■ Exercise details
Print out the material that follows word for word.

━━━ Data shown ━━━

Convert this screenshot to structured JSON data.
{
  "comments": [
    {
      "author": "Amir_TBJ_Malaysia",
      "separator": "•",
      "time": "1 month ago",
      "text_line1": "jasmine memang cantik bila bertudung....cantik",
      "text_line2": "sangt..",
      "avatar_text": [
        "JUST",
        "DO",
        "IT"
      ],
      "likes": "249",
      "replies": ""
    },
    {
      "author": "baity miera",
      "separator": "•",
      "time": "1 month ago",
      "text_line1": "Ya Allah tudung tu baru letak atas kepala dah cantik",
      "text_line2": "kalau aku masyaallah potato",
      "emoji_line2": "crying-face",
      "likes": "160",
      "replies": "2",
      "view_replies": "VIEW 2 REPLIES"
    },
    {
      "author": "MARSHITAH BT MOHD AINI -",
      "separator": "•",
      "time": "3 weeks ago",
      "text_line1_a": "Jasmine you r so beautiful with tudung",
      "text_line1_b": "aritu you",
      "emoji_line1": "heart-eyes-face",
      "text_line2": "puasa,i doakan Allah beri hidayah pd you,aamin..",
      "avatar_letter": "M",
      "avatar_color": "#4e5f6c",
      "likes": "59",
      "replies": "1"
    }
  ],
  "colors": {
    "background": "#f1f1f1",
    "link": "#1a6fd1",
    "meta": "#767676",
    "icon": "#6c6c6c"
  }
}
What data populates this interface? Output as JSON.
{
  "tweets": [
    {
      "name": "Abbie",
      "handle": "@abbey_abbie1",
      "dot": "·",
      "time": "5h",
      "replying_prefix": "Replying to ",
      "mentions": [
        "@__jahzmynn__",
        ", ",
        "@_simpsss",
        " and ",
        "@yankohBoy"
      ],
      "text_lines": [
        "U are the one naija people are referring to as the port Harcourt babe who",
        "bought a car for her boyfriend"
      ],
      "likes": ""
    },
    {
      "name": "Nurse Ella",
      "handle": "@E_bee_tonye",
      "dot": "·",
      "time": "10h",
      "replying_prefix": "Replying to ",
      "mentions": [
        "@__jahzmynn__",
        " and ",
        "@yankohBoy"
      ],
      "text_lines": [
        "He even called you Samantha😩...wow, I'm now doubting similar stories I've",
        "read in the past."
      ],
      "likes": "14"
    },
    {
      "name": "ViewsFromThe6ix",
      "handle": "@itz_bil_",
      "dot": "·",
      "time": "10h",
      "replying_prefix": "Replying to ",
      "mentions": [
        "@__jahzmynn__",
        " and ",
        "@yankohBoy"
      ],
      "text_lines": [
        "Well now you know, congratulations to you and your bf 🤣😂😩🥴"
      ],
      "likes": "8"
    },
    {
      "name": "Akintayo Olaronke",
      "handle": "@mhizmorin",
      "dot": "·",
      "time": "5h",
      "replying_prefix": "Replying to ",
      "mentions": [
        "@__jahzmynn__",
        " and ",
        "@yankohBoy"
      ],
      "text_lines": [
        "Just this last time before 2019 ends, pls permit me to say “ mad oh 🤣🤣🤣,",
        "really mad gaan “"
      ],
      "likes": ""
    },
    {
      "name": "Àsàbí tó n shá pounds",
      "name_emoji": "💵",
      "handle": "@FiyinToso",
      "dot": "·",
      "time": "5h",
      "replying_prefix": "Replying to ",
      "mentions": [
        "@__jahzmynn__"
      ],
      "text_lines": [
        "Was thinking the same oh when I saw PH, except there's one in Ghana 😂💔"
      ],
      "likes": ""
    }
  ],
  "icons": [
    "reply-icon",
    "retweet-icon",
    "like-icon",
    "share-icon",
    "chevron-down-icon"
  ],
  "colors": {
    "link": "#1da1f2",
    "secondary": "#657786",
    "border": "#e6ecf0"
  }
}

━━━

■ Task output
Convert this screenshot to structured JSON data.
{
  "comments": [
    {
      "author": "Amir_TBJ_Malaysia",
      "separator": "•",
      "time": "1 month ago",
      "text_line1": "jasmine memang cantik bila bertudung....cantik",
      "text_line2": "sangt..",
      "avatar_text": [
        "JUST",
        "DO",
        "IT"
      ],
      "likes": "249",
      "replies": ""
    },
    {
      "author": "baity miera",
      "separator": "•",
      "time": "1 month ago",
      "text_line1": "Ya Allah tudung tu baru letak atas kepala dah cantik",
      "text_line2": "kalau aku masyaallah potato",
      "emoji_line2": "crying-face",
      "likes": "160",
      "replies": "2",
      "view_replies": "VIEW 2 REPLIES"
    },
    {
      "author": "MARSHITAH BT MOHD AINI -",
      "separator": "•",
      "time": "3 weeks ago",
      "text_line1_a": "Jasmine you r so beautiful with tudung",
      "text_line1_b": "aritu you",
      "emoji_line1": "heart-eyes-face",
      "text_line2": "puasa,i doakan Allah beri hidayah pd you,aamin..",
      "avatar_letter": "M",
      "avatar_color": "#4e5f6c",
      "likes": "59",
      "replies": "1"
    }
  ],
  "colors": {
    "background": "#f1f1f1",
    "link": "#1a6fd1",
    "meta": "#767676",
    "icon": "#6c6c6c"
  }
}
What data populates this interface? Output as JSON.
{
  "tweets": [
    {
      "name": "Abbie",
      "handle": "@abbey_abbie1",
      "dot": "·",
      "time": "5h",
      "replying_prefix": "Replying to ",
      "mentions": [
        "@__jahzmynn__",
        ", ",
        "@_simpsss",
        " and ",
        "@yankohBoy"
      ],
      "text_lines": [
        "U are the one naija people are referring to as the port Harcourt babe who",
        "bought a car for her boyfriend"
      ],
      "likes": ""
    },
    {
      "name": "Nurse Ella",
      "handle": "@E_bee_tonye",
      "dot": "·",
      "time": "10h",
      "replying_prefix": "Replying to ",
      "mentions": [
        "@__jahzmynn__",
        " and ",
        "@yankohBoy"
      ],
      "text_lines": [
        "He even called you Samantha😩...wow, I'm now doubting similar stories I've",
        "read in the past."
      ],
      "likes": "14"
    },
    {
      "name": "ViewsFromThe6ix",
      "handle": "@itz_bil_",
      "dot": "·",
      "time": "10h",
      "replying_prefix": "Replying to ",
      "mentions": [
        "@__jahzmynn__",
        " and ",
        "@yankohBoy"
      ],
      "text_lines": [
        "Well now you know, congratulations to you and your bf 🤣😂😩🥴"
      ],
      "likes": "8"
    },
    {
      "name": "Akintayo Olaronke",
      "handle": "@mhizmorin",
      "dot": "·",
      "time": "5h",
      "replying_prefix": "Replying to ",
      "mentions": [
        "@__jahzmynn__",
        " and ",
        "@yankohBoy"
      ],
      "text_lines": [
        "Just this last time before 2019 ends, pls permit me to say “ mad oh 🤣🤣🤣,",
        "really mad gaan “"
      ],
      "likes": ""
    },
    {
      "name": "Àsàbí tó n shá pounds",
      "name_emoji": "💵",
      "handle": "@FiyinToso",
      "dot": "·",
      "time": "5h",
      "replying_prefix": "Replying to ",
      "mentions": [
        "@__jahzmynn__"
      ],
      "text_lines": [
        "Was thinking the same oh when I saw PH, except there's one in Ghana 😂💔"
      ],
      "likes": ""
    }
  ],
  "icons": [
    "reply-icon",
    "retweet-icon",
    "like-icon",
    "share-icon",
    "chevron-down-icon"
  ],
  "colors": {
    "link": "#1da1f2",
    "secondary": "#657786",
    "border": "#e6ecf0"
  }
}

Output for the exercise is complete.